Each entry that follows must be output without any deviation.

_ _ _ _ _

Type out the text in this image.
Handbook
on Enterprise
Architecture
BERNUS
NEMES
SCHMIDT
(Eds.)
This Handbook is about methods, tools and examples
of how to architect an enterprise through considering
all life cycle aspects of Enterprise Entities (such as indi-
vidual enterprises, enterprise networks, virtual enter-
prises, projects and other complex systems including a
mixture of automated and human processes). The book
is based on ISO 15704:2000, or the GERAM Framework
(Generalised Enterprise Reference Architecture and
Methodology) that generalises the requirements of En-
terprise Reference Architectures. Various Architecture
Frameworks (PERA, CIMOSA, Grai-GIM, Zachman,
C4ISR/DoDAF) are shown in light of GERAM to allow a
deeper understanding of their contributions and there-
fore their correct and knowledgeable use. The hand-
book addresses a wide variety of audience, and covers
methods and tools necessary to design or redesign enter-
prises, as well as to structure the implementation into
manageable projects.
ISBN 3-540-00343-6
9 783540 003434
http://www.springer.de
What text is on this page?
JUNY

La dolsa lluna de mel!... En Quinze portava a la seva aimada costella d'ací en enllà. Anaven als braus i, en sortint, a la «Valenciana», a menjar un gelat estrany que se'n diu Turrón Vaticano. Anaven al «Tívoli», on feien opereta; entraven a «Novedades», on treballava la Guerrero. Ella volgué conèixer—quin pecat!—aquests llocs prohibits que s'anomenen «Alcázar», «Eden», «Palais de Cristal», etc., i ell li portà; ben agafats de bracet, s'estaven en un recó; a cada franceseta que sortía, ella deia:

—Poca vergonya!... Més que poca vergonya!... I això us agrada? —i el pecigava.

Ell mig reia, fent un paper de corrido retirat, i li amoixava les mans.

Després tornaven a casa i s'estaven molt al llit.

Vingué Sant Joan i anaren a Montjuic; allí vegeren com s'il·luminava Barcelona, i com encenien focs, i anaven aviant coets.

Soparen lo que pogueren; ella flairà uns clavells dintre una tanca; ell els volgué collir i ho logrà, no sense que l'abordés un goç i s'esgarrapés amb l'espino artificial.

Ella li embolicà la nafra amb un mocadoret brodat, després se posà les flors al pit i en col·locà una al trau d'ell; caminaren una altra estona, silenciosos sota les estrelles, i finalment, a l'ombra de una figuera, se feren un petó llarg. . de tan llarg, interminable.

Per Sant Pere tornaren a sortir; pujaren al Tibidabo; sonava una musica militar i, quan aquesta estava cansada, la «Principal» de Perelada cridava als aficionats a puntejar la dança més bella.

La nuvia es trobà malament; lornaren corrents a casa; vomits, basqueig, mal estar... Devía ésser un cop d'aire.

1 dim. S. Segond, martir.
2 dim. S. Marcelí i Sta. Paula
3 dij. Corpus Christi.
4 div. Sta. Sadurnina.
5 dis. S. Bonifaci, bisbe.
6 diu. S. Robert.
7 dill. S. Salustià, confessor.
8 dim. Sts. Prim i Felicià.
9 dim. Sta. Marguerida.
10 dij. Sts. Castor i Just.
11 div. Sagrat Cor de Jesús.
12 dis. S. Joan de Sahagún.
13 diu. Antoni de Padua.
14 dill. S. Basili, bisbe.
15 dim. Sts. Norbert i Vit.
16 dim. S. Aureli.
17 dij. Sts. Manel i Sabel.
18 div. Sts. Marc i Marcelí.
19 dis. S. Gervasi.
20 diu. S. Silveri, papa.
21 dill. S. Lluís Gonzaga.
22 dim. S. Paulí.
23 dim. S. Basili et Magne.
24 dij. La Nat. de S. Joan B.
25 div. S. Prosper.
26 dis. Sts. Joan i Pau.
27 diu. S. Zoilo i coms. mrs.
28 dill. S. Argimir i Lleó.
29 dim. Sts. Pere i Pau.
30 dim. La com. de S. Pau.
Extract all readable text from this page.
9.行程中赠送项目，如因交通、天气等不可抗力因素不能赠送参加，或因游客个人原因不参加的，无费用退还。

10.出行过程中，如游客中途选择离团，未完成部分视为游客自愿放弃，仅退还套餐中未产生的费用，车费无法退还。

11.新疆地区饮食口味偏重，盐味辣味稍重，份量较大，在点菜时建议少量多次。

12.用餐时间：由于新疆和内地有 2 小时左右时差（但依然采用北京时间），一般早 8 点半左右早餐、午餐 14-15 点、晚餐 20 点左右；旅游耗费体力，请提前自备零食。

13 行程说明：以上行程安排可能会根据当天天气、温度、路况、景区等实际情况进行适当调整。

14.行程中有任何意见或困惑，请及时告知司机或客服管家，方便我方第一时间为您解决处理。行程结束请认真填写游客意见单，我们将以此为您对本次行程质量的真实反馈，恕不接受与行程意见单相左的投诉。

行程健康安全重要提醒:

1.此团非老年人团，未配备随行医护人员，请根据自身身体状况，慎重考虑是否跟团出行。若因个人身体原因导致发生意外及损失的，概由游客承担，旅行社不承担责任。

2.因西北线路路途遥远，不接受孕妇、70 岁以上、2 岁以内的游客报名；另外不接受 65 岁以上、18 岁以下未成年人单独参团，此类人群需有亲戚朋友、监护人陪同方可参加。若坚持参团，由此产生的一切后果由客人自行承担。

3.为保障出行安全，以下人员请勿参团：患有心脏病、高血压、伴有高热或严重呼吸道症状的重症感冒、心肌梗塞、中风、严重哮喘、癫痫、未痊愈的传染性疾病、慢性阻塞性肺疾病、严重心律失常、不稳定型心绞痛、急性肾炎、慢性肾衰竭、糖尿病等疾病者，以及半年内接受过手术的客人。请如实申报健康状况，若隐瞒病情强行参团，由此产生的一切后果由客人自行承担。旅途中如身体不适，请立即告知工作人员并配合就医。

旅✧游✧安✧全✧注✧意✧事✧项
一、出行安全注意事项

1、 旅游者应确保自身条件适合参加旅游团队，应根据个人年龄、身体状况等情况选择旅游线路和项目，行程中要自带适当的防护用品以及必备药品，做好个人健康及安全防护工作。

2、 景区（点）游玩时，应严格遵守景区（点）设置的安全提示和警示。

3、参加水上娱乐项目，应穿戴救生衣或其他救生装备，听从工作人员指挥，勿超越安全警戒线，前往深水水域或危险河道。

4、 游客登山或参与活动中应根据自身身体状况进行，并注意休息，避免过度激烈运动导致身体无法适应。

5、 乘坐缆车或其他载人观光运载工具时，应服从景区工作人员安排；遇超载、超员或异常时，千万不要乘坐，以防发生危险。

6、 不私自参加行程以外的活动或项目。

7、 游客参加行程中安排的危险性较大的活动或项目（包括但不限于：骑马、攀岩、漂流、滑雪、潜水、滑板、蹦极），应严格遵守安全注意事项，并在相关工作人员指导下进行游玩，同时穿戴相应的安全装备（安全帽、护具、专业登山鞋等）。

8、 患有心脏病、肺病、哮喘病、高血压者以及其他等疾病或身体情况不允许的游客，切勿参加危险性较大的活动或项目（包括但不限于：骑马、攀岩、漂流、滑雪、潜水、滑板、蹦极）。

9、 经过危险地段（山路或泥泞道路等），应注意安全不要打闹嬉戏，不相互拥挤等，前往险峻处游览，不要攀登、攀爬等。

_ _ _ _ _

### [RESULT OF THIS TASK]
Type out the text in this image.
Handbook
on Enterprise
Architecture
BERNUS
NEMES
SCHMIDT
(Eds.)
This Handbook is about methods, tools and examples
of how to architect an enterprise through considering
all life cycle aspects of Enterprise Entities (such as indi-
vidual enterprises, enterprise networks, virtual enter-
prises, projects and other complex systems including a
mixture of automated and human processes). The book
is based on ISO 15704:2000, or the GERAM Framework
(Generalised Enterprise Reference Architecture and
Methodology) that generalises the requirements of En-
terprise Reference Architectures. Various Architecture
Frameworks (PERA, CIMOSA, Grai-GIM, Zachman,
C4ISR/DoDAF) are shown in light of GERAM to allow a
deeper understanding of their contributions and there-
fore their correct and knowledgeable use. The hand-
book addresses a wide variety of audience, and covers
methods and tools necessary to design or redesign enter-
prises, as well as to structure the implementation into
manageable projects.
ISBN 3-540-00343-6
9 783540 003434
http://www.springer.de
What text is on this page?
JUNY

La dolsa lluna de mel!... En Quinze portava a la seva aimada costella d'ací en enllà. Anaven als braus i, en sortint, a la «Valenciana», a menjar un gelat estrany que se'n diu Turrón Vaticano. Anaven al «Tívoli», on feien opereta; entraven a «Novedades», on treballava la Guerrero. Ella volgué conèixer—quin pecat!—aquests llocs prohibits que s'anomenen «Alcázar», «Eden», «Palais de Cristal», etc., i ell li portà; ben agafats de bracet, s'estaven en un recó; a cada franceseta que sortía, ella deia:

—Poca vergonya!... Més que poca vergonya!... I això us agrada? —i el pecigava.

Ell mig reia, fent un paper de corrido retirat, i li amoixava les mans.

Després tornaven a casa i s'estaven molt al llit.

Vingué Sant Joan i anaren a Montjuic; allí vegeren com s'il·luminava Barcelona, i com encenien focs, i anaven aviant coets.

Soparen lo que pogueren; ella flairà uns clavells dintre una tanca; ell els volgué collir i ho logrà, no sense que l'abordés un goç i s'esgarrapés amb l'espino artificial.

Ella li embolicà la nafra amb un mocadoret brodat, després se posà les flors al pit i en col·locà una al trau d'ell; caminaren una altra estona, silenciosos sota les estrelles, i finalment, a l'ombra de una figuera, se feren un petó llarg. . de tan llarg, interminable.

Per Sant Pere tornaren a sortir; pujaren al Tibidabo; sonava una musica militar i, quan aquesta estava cansada, la «Principal» de Perelada cridava als aficionats a puntejar la dança més bella.

La nuvia es trobà malament; lornaren corrents a casa; vomits, basqueig, mal estar... Devía ésser un cop d'aire.

1 dim. S. Segond, martir.
2 dim. S. Marcelí i Sta. Paula
3 dij. Corpus Christi.
4 div. Sta. Sadurnina.
5 dis. S. Bonifaci, bisbe.
6 diu. S. Robert.
7 dill. S. Salustià, confessor.
8 dim. Sts. Prim i Felicià.
9 dim. Sta. Marguerida.
10 dij. Sts. Castor i Just.
11 div. Sagrat Cor de Jesús.
12 dis. S. Joan de Sahagún.
13 diu. Antoni de Padua.
14 dill. S. Basili, bisbe.
15 dim. Sts. Norbert i Vit.
16 dim. S. Aureli.
17 dij. Sts. Manel i Sabel.
18 div. Sts. Marc i Marcelí.
19 dis. S. Gervasi.
20 diu. S. Silveri, papa.
21 dill. S. Lluís Gonzaga.
22 dim. S. Paulí.
23 dim. S. Basili et Magne.
24 dij. La Nat. de S. Joan B.
25 div. S. Prosper.
26 dis. Sts. Joan i Pau.
27 diu. S. Zoilo i coms. mrs.
28 dill. S. Argimir i Lleó.
29 dim. Sts. Pere i Pau.
30 dim. La com. de S. Pau.
Extract all readable text from this page.
9.行程中赠送项目，如因交通、天气等不可抗力因素不能赠送参加，或因游客个人原因不参加的，无费用退还。

10.出行过程中，如游客中途选择离团，未完成部分视为游客自愿放弃，仅退还套餐中未产生的费用，车费无法退还。

11.新疆地区饮食口味偏重，盐味辣味稍重，份量较大，在点菜时建议少量多次。

12.用餐时间：由于新疆和内地有 2 小时左右时差（但依然采用北京时间），一般早 8 点半左右早餐、午餐 14-15 点、晚餐 20 点左右；旅游耗费体力，请提前自备零食。

13 行程说明：以上行程安排可能会根据当天天气、温度、路况、景区等实际情况进行适当调整。

14.行程中有任何意见或困惑，请及时告知司机或客服管家，方便我方第一时间为您解决处理。行程结束请认真填写游客意见单，我们将以此为您对本次行程质量的真实反馈，恕不接受与行程意见单相左的投诉。

行程健康安全重要提醒:

1.此团非老年人团，未配备随行医护人员，请根据自身身体状况，慎重考虑是否跟团出行。若因个人身体原因导致发生意外及损失的，概由游客承担，旅行社不承担责任。

2.因西北线路路途遥远，不接受孕妇、70 岁以上、2 岁以内的游客报名；另外不接受 65 岁以上、18 岁以下未成年人单独参团，此类人群需有亲戚朋友、监护人陪同方可参加。若坚持参团，由此产生的一切后果由客人自行承担。

3.为保障出行安全，以下人员请勿参团：患有心脏病、高血压、伴有高热或严重呼吸道症状的重症感冒、心肌梗塞、中风、严重哮喘、癫痫、未痊愈的传染性疾病、慢性阻塞性肺疾病、严重心律失常、不稳定型心绞痛、急性肾炎、慢性肾衰竭、糖尿病等疾病者，以及半年内接受过手术的客人。请如实申报健康状况，若隐瞒病情强行参团，由此产生的一切后果由客人自行承担。旅途中如身体不适，请立即告知工作人员并配合就医。

旅✧游✧安✧全✧注✧意✧事✧项
一、出行安全注意事项

1、 旅游者应确保自身条件适合参加旅游团队，应根据个人年龄、身体状况等情况选择旅游线路和项目，行程中要自带适当的防护用品以及必备药品，做好个人健康及安全防护工作。

2、 景区（点）游玩时，应严格遵守景区（点）设置的安全提示和警示。

3、参加水上娱乐项目，应穿戴救生衣或其他救生装备，听从工作人员指挥，勿超越安全警戒线，前往深水水域或危险河道。

4、 游客登山或参与活动中应根据自身身体状况进行，并注意休息，避免过度激烈运动导致身体无法适应。

5、 乘坐缆车或其他载人观光运载工具时，应服从景区工作人员安排；遇超载、超员或异常时，千万不要乘坐，以防发生危险。

6、 不私自参加行程以外的活动或项目。

7、 游客参加行程中安排的危险性较大的活动或项目（包括但不限于：骑马、攀岩、漂流、滑雪、潜水、滑板、蹦极），应严格遵守安全注意事项，并在相关工作人员指导下进行游玩，同时穿戴相应的安全装备（安全帽、护具、专业登山鞋等）。

8、 患有心脏病、肺病、哮喘病、高血压者以及其他等疾病或身体情况不允许的游客，切勿参加危险性较大的活动或项目（包括但不限于：骑马、攀岩、漂流、滑雪、潜水、滑板、蹦极）。

9、 经过危险地段（山路或泥泞道路等），应注意安全不要打闹嬉戏，不相互拥挤等，前往险峻处游览，不要攀登、攀爬等。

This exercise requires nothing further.